#### Texto para análise
Economia chinesa deve crescer de maneira moderada
A produção industrial e as vendas no varejo chinês ficaram abaixo das expectativas em abril. As pesquisas de confiança empresarial de maio também decepcionaram, indicando que o impulso da reabertura está perdendo força. No ano, o índice Hang Seng acumula perdas de 4,16% no ano, enquanto o MSCI China derrete 19,86%.
O mercado revisou suas projeções de crescimento da economia chinesa para 2023, de 6% para 5,5%. “Mais revisões para baixo podem ser necessárias, uma vez que essa estimativa ainda está acima da meta do governo chinês, de cerca de 5%. Além disso, as autoridades parecem relutantes em adotar medidas agressivas para apoiar a economia”, comenta Guilherme Gentile, head de análises da Dividendos.me.
O cenário-base com o qual o mercado atualmente trabalha é de uma China de crescimento moderado. “Há grandes expectativas de que os estímulos do governo possam acelerar esse ritmo”, aponta Schweitzer.
########
#### Dados para análise
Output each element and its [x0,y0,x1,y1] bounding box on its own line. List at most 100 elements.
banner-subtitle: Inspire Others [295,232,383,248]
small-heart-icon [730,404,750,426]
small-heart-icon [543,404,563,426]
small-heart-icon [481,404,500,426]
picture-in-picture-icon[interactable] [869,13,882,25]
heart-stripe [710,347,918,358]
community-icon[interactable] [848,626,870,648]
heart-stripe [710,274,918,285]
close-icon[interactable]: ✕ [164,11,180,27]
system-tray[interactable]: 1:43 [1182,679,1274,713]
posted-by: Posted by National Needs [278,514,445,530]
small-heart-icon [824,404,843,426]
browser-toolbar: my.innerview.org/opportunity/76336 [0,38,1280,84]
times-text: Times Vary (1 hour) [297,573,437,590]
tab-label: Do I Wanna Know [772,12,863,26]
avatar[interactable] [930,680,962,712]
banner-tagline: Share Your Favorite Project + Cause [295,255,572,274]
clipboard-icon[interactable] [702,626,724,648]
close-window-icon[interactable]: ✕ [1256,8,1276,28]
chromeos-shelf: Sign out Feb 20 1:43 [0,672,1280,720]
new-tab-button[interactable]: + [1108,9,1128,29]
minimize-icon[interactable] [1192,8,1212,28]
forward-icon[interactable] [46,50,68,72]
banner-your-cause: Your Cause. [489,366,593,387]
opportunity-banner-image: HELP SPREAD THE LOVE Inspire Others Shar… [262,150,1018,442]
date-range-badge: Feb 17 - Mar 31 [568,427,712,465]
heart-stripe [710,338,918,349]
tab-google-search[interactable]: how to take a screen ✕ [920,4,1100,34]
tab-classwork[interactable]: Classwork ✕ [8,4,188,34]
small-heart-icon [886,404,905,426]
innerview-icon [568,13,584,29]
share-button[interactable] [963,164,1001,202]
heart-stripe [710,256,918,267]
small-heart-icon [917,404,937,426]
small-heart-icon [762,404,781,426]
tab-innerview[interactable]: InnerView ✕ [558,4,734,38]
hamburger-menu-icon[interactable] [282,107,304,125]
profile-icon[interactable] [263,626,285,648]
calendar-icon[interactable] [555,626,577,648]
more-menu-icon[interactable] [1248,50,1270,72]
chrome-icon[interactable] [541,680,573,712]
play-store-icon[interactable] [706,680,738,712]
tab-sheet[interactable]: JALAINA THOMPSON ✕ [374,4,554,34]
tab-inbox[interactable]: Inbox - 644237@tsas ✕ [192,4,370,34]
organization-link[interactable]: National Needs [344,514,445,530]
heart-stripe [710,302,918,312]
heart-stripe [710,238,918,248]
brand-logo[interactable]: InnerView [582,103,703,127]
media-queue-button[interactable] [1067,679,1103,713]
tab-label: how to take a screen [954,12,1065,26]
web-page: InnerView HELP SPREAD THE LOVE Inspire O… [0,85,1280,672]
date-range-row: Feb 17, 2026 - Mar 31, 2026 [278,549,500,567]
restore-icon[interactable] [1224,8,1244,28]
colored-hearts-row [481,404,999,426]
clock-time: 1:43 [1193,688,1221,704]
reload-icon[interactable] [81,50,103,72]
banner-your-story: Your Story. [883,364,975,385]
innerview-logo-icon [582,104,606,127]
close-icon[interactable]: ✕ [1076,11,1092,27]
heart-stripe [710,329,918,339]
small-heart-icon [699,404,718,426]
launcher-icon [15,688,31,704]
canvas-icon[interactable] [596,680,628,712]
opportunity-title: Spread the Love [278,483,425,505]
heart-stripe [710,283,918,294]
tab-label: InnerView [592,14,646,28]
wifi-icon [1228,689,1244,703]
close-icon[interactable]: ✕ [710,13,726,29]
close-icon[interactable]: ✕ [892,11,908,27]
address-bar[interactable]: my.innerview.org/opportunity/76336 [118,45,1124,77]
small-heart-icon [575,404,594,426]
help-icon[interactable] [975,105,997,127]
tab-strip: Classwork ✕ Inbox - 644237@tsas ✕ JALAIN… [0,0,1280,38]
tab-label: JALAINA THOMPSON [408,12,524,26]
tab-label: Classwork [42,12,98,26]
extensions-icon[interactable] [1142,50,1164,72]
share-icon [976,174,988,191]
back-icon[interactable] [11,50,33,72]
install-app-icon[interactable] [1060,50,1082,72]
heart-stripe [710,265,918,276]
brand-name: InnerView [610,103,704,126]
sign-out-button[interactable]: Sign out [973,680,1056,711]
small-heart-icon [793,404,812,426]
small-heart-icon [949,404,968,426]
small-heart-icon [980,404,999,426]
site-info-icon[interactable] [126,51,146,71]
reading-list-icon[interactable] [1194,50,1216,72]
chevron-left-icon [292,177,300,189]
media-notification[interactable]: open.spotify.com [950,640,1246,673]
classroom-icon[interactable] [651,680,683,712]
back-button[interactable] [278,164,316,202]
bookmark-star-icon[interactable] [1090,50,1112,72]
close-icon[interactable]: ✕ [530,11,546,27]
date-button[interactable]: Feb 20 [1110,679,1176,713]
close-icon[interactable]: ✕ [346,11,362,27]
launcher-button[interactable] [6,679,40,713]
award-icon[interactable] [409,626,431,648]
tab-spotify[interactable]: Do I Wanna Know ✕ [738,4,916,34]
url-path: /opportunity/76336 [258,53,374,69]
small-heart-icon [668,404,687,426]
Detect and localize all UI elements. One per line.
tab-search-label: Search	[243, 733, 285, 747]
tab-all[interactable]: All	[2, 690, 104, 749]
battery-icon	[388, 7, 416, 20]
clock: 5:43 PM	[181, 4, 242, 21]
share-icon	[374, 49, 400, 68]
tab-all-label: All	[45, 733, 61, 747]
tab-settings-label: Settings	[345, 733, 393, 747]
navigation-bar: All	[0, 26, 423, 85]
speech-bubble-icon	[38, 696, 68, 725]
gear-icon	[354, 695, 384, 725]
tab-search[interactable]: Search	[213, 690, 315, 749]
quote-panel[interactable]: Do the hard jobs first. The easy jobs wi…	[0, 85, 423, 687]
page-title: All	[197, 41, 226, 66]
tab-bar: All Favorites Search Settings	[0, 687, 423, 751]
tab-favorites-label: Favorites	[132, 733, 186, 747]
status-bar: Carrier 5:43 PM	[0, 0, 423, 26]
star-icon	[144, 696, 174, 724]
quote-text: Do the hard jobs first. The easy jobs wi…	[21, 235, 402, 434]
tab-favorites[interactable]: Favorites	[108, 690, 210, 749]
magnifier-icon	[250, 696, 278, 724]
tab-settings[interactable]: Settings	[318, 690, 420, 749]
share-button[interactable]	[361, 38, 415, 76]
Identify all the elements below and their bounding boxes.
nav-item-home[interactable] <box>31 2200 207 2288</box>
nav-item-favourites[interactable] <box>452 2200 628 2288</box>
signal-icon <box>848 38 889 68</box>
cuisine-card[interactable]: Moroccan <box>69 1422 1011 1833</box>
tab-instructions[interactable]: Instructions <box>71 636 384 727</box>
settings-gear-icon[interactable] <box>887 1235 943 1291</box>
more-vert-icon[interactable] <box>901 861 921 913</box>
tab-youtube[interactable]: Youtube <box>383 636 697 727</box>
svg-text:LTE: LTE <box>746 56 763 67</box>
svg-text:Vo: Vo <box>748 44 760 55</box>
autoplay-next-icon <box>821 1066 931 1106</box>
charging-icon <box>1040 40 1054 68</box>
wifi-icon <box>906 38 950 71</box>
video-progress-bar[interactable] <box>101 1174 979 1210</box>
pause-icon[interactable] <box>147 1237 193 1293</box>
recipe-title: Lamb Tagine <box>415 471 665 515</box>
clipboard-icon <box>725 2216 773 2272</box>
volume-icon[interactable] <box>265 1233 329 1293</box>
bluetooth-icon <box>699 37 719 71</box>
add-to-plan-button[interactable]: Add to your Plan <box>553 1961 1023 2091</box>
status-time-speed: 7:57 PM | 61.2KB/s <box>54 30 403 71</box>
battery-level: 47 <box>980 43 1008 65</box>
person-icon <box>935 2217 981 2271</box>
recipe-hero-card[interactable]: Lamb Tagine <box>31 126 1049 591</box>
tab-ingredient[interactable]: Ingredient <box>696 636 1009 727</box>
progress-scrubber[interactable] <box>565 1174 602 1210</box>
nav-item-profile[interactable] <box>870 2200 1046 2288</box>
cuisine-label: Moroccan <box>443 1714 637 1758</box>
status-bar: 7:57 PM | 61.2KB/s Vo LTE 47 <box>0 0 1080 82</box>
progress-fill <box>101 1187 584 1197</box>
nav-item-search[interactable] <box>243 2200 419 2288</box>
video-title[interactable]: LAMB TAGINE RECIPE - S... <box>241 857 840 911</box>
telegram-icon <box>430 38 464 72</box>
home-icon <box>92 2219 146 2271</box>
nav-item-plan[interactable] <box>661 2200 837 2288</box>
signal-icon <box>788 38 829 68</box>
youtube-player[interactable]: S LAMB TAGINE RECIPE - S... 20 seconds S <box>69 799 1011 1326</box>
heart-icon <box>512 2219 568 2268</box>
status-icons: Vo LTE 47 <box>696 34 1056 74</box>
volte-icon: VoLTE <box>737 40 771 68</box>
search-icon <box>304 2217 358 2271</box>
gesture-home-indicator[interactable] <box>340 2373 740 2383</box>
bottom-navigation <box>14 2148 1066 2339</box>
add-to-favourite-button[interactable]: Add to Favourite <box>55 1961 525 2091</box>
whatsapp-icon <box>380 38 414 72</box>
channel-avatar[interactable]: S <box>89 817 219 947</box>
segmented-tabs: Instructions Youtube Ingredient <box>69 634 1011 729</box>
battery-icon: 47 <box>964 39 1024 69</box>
########
Instruções do exercício: No texto sobre a economia chinesa, qual foi a revisão da projeção do mercado para o crescimento da China em 2023? Os registros não são usados nesta atividade.

Resposta escrita: A projeção caiu de 6% para 5,5%.